▶ Given problem
Write only the number of lines holding the string "Silicon".

▶ Records provided

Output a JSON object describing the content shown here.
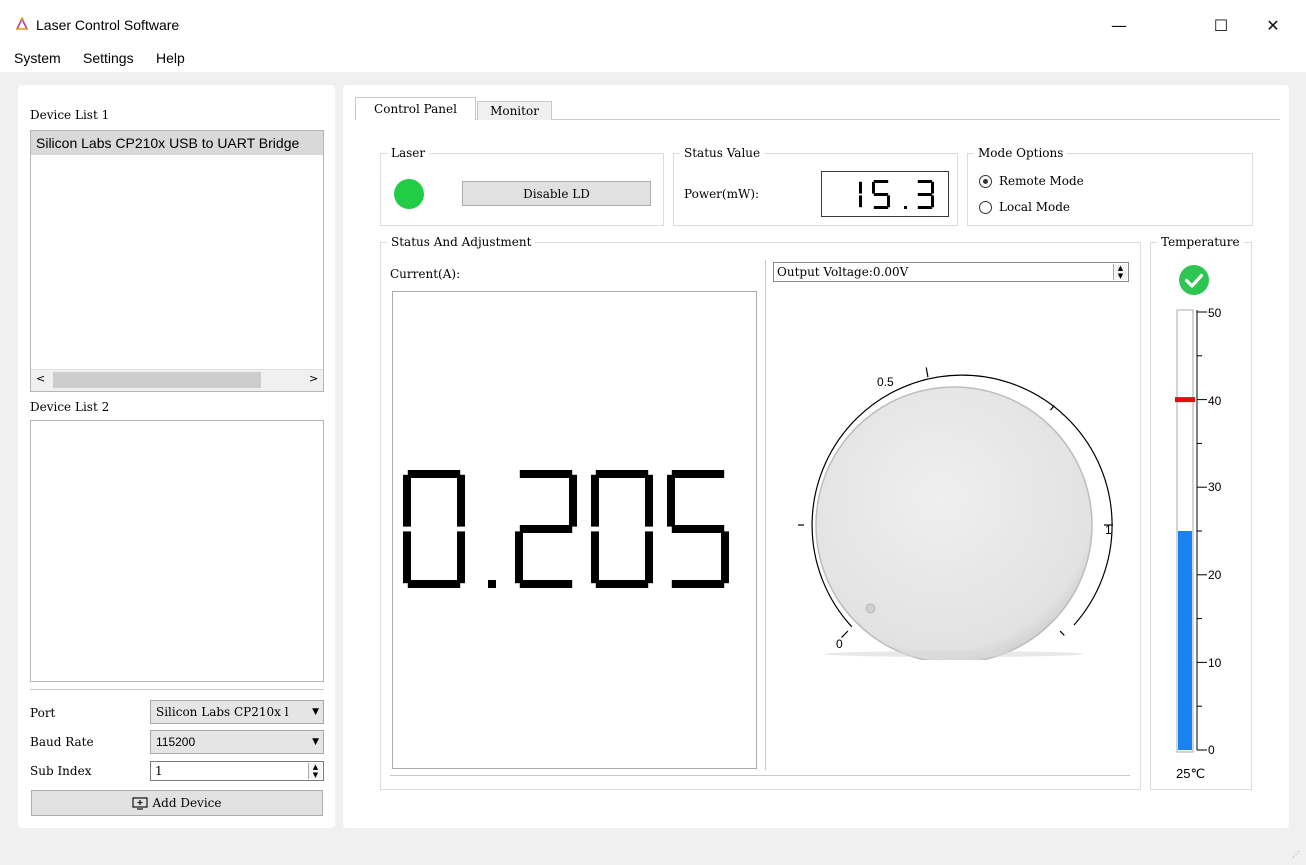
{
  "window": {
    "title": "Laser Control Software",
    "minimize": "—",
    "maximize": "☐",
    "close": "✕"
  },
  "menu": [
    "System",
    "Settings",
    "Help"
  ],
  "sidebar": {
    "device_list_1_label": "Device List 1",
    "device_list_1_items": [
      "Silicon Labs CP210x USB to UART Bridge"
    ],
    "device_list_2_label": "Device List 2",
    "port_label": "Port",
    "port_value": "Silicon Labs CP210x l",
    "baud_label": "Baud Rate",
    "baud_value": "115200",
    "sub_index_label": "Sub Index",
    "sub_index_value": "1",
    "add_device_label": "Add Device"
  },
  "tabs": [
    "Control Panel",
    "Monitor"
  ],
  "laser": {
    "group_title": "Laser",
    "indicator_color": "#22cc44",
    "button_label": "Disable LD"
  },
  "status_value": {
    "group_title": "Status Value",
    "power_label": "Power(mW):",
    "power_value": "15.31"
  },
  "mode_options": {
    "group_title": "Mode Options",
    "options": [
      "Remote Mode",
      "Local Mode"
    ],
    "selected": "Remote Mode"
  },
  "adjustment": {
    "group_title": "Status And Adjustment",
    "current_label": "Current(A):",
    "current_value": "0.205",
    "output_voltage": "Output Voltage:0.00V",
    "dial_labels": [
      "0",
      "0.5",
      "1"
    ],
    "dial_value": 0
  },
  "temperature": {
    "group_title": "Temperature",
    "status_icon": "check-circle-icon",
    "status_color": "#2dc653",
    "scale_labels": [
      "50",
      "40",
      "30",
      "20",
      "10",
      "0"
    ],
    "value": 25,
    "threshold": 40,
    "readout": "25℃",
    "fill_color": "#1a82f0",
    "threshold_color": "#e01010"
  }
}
---
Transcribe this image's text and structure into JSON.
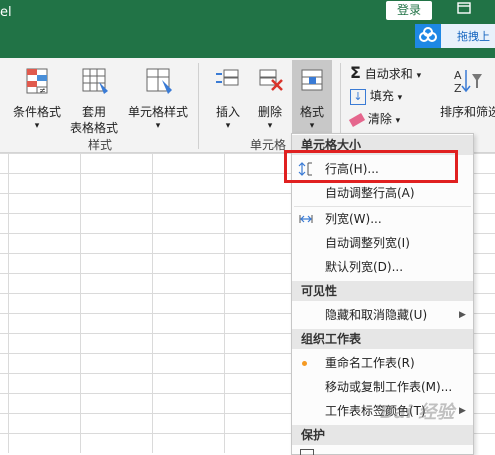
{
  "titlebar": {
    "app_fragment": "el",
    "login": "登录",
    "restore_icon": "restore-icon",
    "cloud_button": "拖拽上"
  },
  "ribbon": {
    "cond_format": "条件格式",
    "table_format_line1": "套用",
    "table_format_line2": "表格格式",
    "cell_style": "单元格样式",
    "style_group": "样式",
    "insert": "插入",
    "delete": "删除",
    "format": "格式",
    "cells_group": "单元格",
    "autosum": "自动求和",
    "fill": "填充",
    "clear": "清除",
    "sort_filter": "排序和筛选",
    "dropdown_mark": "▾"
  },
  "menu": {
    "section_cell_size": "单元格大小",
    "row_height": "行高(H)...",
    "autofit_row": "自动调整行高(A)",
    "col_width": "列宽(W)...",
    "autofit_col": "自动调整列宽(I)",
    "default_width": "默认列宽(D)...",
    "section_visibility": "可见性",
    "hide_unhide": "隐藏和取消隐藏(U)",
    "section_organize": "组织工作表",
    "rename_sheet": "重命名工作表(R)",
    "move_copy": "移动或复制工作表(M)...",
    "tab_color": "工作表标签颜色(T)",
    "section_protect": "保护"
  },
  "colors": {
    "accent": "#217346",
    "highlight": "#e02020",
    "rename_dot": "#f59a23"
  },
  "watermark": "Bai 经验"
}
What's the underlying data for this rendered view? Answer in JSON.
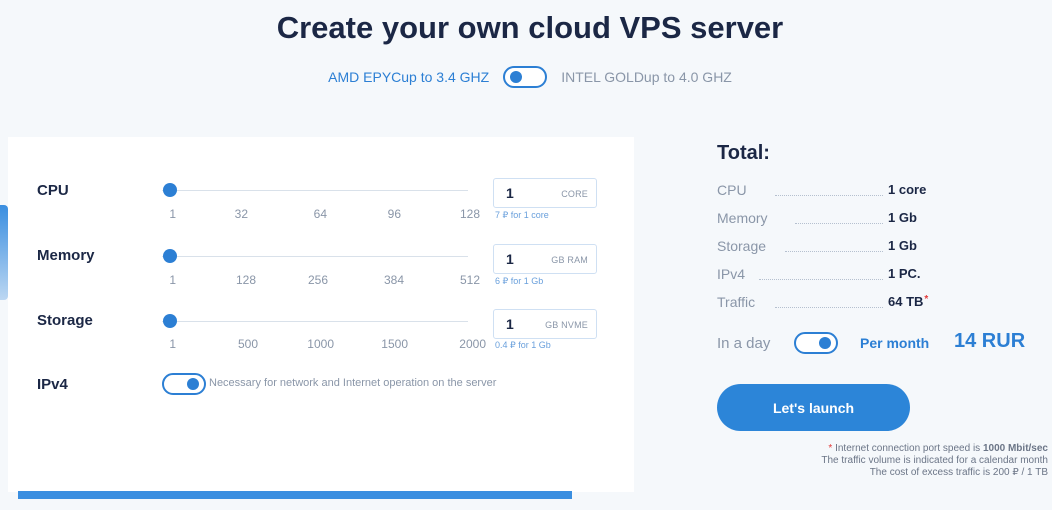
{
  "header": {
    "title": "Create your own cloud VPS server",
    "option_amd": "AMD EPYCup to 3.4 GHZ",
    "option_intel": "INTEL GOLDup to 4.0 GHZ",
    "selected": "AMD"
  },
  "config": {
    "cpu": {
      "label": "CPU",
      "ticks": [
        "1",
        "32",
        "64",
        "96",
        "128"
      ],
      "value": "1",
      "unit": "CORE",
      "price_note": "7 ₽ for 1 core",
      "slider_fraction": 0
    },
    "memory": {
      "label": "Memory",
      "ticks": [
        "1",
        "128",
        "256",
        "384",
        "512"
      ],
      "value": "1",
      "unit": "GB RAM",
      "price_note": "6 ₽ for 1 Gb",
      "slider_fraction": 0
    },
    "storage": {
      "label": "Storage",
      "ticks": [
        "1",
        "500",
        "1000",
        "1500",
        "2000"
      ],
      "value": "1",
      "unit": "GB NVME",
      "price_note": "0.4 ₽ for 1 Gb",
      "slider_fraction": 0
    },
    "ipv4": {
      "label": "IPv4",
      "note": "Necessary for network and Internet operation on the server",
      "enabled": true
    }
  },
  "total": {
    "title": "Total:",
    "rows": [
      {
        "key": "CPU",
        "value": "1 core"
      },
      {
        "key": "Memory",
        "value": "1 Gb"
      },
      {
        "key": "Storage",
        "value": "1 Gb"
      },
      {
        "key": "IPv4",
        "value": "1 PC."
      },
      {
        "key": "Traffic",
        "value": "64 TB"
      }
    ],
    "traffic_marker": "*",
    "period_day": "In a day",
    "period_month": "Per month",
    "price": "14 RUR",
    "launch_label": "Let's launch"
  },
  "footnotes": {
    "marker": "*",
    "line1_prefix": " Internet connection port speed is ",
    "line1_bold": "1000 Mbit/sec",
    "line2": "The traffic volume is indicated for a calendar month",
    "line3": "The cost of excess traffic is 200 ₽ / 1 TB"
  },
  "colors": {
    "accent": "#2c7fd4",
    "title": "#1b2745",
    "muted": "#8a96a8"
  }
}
---
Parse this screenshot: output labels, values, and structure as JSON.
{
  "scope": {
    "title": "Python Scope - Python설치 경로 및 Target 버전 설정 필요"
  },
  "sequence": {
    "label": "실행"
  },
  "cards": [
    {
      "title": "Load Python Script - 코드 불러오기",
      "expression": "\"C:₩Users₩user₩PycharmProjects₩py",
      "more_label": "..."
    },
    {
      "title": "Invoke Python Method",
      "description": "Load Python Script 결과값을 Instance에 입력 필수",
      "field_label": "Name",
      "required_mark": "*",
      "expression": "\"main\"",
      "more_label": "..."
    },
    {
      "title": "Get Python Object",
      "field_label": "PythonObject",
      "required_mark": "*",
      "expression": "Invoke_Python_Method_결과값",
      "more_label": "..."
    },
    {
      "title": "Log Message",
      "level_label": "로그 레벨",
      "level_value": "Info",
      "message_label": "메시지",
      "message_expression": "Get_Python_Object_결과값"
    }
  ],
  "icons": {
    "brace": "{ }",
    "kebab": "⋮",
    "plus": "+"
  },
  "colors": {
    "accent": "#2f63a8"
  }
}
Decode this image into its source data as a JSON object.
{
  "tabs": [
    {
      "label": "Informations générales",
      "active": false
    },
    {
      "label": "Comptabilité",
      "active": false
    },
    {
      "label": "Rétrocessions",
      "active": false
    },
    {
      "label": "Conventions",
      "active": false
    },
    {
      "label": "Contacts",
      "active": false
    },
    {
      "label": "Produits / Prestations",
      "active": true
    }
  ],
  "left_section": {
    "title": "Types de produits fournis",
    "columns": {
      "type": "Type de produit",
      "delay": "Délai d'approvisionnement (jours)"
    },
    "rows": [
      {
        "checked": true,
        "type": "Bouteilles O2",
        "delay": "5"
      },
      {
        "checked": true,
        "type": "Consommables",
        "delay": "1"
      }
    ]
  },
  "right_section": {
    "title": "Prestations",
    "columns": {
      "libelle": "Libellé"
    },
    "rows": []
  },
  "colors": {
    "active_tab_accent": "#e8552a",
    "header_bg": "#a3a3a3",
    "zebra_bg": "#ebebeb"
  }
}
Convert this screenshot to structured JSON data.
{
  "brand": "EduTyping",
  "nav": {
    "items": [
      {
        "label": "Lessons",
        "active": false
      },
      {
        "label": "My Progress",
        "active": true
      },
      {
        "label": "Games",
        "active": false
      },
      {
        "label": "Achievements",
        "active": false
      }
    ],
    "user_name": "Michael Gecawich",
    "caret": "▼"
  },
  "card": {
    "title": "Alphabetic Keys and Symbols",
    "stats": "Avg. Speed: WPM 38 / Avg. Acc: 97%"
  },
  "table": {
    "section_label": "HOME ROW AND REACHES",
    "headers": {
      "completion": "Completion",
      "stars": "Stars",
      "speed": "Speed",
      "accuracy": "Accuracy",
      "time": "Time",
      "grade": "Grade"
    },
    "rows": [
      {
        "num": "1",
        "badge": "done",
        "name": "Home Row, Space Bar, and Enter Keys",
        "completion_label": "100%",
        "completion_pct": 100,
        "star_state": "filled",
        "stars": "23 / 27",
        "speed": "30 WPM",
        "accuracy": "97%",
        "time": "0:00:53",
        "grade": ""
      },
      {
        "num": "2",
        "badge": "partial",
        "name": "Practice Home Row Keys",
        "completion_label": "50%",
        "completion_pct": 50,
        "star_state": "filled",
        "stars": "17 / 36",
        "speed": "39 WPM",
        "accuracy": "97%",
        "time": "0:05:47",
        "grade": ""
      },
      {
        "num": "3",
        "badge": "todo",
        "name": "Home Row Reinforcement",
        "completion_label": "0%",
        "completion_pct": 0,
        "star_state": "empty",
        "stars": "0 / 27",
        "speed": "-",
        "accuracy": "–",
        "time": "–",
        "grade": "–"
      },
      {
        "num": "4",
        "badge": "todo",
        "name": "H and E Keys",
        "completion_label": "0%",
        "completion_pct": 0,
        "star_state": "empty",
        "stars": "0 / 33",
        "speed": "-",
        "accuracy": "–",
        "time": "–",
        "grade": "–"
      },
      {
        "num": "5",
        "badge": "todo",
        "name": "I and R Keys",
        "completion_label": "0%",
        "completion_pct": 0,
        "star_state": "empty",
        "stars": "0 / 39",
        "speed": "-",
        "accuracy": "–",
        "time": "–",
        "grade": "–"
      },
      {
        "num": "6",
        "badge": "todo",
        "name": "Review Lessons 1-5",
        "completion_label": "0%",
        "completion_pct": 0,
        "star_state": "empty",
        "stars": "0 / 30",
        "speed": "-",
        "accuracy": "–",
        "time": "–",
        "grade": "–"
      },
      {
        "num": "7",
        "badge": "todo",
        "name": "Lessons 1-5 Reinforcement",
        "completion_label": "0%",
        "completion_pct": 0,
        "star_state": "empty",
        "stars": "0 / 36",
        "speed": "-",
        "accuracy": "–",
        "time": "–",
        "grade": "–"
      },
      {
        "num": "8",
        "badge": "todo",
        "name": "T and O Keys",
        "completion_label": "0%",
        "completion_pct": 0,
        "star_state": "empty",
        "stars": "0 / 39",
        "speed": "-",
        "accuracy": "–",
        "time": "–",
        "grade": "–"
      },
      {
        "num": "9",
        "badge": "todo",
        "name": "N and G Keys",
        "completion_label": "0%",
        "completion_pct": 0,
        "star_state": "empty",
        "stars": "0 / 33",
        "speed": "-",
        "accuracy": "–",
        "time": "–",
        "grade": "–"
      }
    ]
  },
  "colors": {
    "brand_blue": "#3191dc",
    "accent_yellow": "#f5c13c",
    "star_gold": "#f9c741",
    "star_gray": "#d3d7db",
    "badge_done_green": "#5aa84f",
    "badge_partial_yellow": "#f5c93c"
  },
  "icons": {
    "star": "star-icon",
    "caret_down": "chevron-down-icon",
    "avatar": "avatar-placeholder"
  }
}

▶ Exercise result
2